** start Materials provided **

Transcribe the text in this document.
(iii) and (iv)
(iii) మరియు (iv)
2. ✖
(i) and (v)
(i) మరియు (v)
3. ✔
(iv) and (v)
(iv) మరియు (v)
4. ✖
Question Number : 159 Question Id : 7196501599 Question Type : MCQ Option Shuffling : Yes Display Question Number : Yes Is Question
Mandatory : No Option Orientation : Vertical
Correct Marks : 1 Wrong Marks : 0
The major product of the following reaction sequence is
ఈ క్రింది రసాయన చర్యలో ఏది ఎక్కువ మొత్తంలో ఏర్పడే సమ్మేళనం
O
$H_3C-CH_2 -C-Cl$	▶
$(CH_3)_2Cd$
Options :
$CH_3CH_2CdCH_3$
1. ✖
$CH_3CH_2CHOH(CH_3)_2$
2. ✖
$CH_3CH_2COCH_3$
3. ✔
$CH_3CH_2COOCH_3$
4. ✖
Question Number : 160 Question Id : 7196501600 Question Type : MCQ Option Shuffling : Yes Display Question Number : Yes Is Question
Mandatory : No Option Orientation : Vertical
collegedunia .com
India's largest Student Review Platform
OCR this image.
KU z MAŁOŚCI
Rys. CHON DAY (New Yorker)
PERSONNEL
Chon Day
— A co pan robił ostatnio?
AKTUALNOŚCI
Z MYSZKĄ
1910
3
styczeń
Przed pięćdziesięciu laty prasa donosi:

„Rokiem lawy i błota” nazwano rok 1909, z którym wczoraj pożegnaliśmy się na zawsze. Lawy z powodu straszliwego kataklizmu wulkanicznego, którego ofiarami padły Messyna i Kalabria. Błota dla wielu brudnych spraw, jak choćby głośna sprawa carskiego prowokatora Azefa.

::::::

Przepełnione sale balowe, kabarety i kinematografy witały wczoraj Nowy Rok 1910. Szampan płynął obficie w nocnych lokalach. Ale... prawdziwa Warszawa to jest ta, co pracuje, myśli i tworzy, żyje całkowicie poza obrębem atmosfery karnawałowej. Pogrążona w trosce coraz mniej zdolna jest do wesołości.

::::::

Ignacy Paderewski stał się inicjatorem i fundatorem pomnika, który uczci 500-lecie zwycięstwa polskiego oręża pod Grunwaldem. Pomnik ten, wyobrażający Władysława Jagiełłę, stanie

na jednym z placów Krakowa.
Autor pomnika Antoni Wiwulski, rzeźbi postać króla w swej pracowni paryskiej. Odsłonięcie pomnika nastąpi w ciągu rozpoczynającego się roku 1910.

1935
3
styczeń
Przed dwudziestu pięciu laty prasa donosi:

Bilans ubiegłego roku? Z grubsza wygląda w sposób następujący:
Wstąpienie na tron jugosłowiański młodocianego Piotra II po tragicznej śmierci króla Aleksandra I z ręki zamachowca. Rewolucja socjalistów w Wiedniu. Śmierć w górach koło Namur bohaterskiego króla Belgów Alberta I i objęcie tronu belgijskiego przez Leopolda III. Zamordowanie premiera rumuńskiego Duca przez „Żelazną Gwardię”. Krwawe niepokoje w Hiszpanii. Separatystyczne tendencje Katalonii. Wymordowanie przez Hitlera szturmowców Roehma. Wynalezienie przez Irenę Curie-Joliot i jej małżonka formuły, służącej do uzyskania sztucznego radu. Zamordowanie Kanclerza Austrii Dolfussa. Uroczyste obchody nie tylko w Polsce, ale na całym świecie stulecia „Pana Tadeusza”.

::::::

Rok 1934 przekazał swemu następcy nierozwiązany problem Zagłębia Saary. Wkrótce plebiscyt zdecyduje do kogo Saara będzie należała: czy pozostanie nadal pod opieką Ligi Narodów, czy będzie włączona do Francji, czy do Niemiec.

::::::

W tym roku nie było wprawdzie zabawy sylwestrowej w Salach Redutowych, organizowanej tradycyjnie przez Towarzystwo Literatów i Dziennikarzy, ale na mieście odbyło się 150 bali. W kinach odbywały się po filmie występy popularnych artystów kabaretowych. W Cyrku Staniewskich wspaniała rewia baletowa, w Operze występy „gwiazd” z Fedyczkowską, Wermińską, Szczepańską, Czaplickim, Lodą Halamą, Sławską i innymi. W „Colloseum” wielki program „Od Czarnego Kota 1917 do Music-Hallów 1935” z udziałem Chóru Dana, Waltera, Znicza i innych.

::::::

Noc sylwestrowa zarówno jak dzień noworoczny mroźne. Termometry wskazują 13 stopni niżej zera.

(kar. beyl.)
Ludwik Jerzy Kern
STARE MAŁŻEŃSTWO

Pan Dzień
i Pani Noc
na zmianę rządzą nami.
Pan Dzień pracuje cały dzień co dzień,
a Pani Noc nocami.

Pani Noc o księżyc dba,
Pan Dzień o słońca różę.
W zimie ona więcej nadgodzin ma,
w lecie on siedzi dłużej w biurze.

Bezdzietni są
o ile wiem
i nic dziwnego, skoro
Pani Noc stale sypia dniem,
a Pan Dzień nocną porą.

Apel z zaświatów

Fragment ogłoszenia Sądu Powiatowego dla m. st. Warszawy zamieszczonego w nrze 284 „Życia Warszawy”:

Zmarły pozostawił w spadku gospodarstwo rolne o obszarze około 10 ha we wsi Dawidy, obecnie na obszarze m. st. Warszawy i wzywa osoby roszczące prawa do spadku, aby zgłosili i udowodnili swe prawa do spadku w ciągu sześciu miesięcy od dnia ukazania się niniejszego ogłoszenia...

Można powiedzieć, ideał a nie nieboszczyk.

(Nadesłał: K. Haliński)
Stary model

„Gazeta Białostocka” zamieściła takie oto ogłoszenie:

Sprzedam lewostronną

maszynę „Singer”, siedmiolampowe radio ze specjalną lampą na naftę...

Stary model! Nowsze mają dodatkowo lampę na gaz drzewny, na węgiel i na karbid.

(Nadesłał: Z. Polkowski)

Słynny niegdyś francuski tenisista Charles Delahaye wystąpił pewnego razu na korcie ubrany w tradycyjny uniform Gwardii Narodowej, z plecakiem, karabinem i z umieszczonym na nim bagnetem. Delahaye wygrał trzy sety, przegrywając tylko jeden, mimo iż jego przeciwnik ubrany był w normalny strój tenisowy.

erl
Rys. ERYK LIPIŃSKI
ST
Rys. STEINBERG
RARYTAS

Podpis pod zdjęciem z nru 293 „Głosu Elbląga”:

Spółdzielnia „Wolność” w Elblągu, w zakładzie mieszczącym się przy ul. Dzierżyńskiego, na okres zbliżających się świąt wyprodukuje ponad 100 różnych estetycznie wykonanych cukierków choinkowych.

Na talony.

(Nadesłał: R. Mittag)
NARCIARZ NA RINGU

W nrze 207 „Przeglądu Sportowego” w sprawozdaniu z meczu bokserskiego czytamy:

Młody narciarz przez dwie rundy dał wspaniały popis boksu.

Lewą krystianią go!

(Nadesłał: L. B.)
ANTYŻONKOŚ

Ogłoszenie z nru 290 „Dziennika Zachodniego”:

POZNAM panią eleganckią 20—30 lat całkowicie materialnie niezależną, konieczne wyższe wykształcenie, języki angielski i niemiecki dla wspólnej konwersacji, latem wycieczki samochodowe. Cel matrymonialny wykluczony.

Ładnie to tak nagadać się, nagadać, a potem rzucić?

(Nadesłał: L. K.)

** end Materials provided **

Repeat each entry word for word.

Complete answer:
Transcribe the text in this document.
(iii) and (iv)
(iii) మరియు (iv)
2. ✖
(i) and (v)
(i) మరియు (v)
3. ✔
(iv) and (v)
(iv) మరియు (v)
4. ✖
Question Number : 159 Question Id : 7196501599 Question Type : MCQ Option Shuffling : Yes Display Question Number : Yes Is Question
Mandatory : No Option Orientation : Vertical
Correct Marks : 1 Wrong Marks : 0
The major product of the following reaction sequence is
ఈ క్రింది రసాయన చర్యలో ఏది ఎక్కువ మొత్తంలో ఏర్పడే సమ్మేళనం
O
$H_3C-CH_2 -C-Cl$	▶
$(CH_3)_2Cd$
Options :
$CH_3CH_2CdCH_3$
1. ✖
$CH_3CH_2CHOH(CH_3)_2$
2. ✖
$CH_3CH_2COCH_3$
3. ✔
$CH_3CH_2COOCH_3$
4. ✖
Question Number : 160 Question Id : 7196501600 Question Type : MCQ Option Shuffling : Yes Display Question Number : Yes Is Question
Mandatory : No Option Orientation : Vertical
collegedunia .com
India's largest Student Review Platform
OCR this image.
KU z MAŁOŚCI
Rys. CHON DAY (New Yorker)
PERSONNEL
Chon Day
— A co pan robił ostatnio?
AKTUALNOŚCI
Z MYSZKĄ
1910
3
styczeń
Przed pięćdziesięciu laty prasa donosi:

„Rokiem lawy i błota” nazwano rok 1909, z którym wczoraj pożegnaliśmy się na zawsze. Lawy z powodu straszliwego kataklizmu wulkanicznego, którego ofiarami padły Messyna i Kalabria. Błota dla wielu brudnych spraw, jak choćby głośna sprawa carskiego prowokatora Azefa.

::::::

Przepełnione sale balowe, kabarety i kinematografy witały wczoraj Nowy Rok 1910. Szampan płynął obficie w nocnych lokalach. Ale... prawdziwa Warszawa to jest ta, co pracuje, myśli i tworzy, żyje całkowicie poza obrębem atmosfery karnawałowej. Pogrążona w trosce coraz mniej zdolna jest do wesołości.

::::::

Ignacy Paderewski stał się inicjatorem i fundatorem pomnika, który uczci 500-lecie zwycięstwa polskiego oręża pod Grunwaldem. Pomnik ten, wyobrażający Władysława Jagiełłę, stanie

na jednym z placów Krakowa.
Autor pomnika Antoni Wiwulski, rzeźbi postać króla w swej pracowni paryskiej. Odsłonięcie pomnika nastąpi w ciągu rozpoczynającego się roku 1910.

1935
3
styczeń
Przed dwudziestu pięciu laty prasa donosi:

Bilans ubiegłego roku? Z grubsza wygląda w sposób następujący:
Wstąpienie na tron jugosłowiański młodocianego Piotra II po tragicznej śmierci króla Aleksandra I z ręki zamachowca. Rewolucja socjalistów w Wiedniu. Śmierć w górach koło Namur bohaterskiego króla Belgów Alberta I i objęcie tronu belgijskiego przez Leopolda III. Zamordowanie premiera rumuńskiego Duca przez „Żelazną Gwardię”. Krwawe niepokoje w Hiszpanii. Separatystyczne tendencje Katalonii. Wymordowanie przez Hitlera szturmowców Roehma. Wynalezienie przez Irenę Curie-Joliot i jej małżonka formuły, służącej do uzyskania sztucznego radu. Zamordowanie Kanclerza Austrii Dolfussa. Uroczyste obchody nie tylko w Polsce, ale na całym świecie stulecia „Pana Tadeusza”.

::::::

Rok 1934 przekazał swemu następcy nierozwiązany problem Zagłębia Saary. Wkrótce plebiscyt zdecyduje do kogo Saara będzie należała: czy pozostanie nadal pod opieką Ligi Narodów, czy będzie włączona do Francji, czy do Niemiec.

::::::

W tym roku nie było wprawdzie zabawy sylwestrowej w Salach Redutowych, organizowanej tradycyjnie przez Towarzystwo Literatów i Dziennikarzy, ale na mieście odbyło się 150 bali. W kinach odbywały się po filmie występy popularnych artystów kabaretowych. W Cyrku Staniewskich wspaniała rewia baletowa, w Operze występy „gwiazd” z Fedyczkowską, Wermińską, Szczepańską, Czaplickim, Lodą Halamą, Sławską i innymi. W „Colloseum” wielki program „Od Czarnego Kota 1917 do Music-Hallów 1935” z udziałem Chóru Dana, Waltera, Znicza i innych.

::::::

Noc sylwestrowa zarówno jak dzień noworoczny mroźne. Termometry wskazują 13 stopni niżej zera.

(kar. beyl.)
Ludwik Jerzy Kern
STARE MAŁŻEŃSTWO

Pan Dzień
i Pani Noc
na zmianę rządzą nami.
Pan Dzień pracuje cały dzień co dzień,
a Pani Noc nocami.

Pani Noc o księżyc dba,
Pan Dzień o słońca różę.
W zimie ona więcej nadgodzin ma,
w lecie on siedzi dłużej w biurze.

Bezdzietni są
o ile wiem
i nic dziwnego, skoro
Pani Noc stale sypia dniem,
a Pan Dzień nocną porą.

Apel z zaświatów

Fragment ogłoszenia Sądu Powiatowego dla m. st. Warszawy zamieszczonego w nrze 284 „Życia Warszawy”:

Zmarły pozostawił w spadku gospodarstwo rolne o obszarze około 10 ha we wsi Dawidy, obecnie na obszarze m. st. Warszawy i wzywa osoby roszczące prawa do spadku, aby zgłosili i udowodnili swe prawa do spadku w ciągu sześciu miesięcy od dnia ukazania się niniejszego ogłoszenia...

Można powiedzieć, ideał a nie nieboszczyk.

(Nadesłał: K. Haliński)
Stary model

„Gazeta Białostocka” zamieściła takie oto ogłoszenie:

Sprzedam lewostronną

maszynę „Singer”, siedmiolampowe radio ze specjalną lampą na naftę...

Stary model! Nowsze mają dodatkowo lampę na gaz drzewny, na węgiel i na karbid.

(Nadesłał: Z. Polkowski)

Słynny niegdyś francuski tenisista Charles Delahaye wystąpił pewnego razu na korcie ubrany w tradycyjny uniform Gwardii Narodowej, z plecakiem, karabinem i z umieszczonym na nim bagnetem. Delahaye wygrał trzy sety, przegrywając tylko jeden, mimo iż jego przeciwnik ubrany był w normalny strój tenisowy.

erl
Rys. ERYK LIPIŃSKI
ST
Rys. STEINBERG
RARYTAS

Podpis pod zdjęciem z nru 293 „Głosu Elbląga”:

Spółdzielnia „Wolność” w Elblągu, w zakładzie mieszczącym się przy ul. Dzierżyńskiego, na okres zbliżających się świąt wyprodukuje ponad 100 różnych estetycznie wykonanych cukierków choinkowych.

Na talony.

(Nadesłał: R. Mittag)
NARCIARZ NA RINGU

W nrze 207 „Przeglądu Sportowego” w sprawozdaniu z meczu bokserskiego czytamy:

Młody narciarz przez dwie rundy dał wspaniały popis boksu.

Lewą krystianią go!

(Nadesłał: L. B.)
ANTYŻONKOŚ

Ogłoszenie z nru 290 „Dziennika Zachodniego”:

POZNAM panią eleganckią 20—30 lat całkowicie materialnie niezależną, konieczne wyższe wykształcenie, języki angielski i niemiecki dla wspólnej konwersacji, latem wycieczki samochodowe. Cel matrymonialny wykluczony.

Ładnie to tak nagadać się, nagadać, a potem rzucić?

(Nadesłał: L. K.)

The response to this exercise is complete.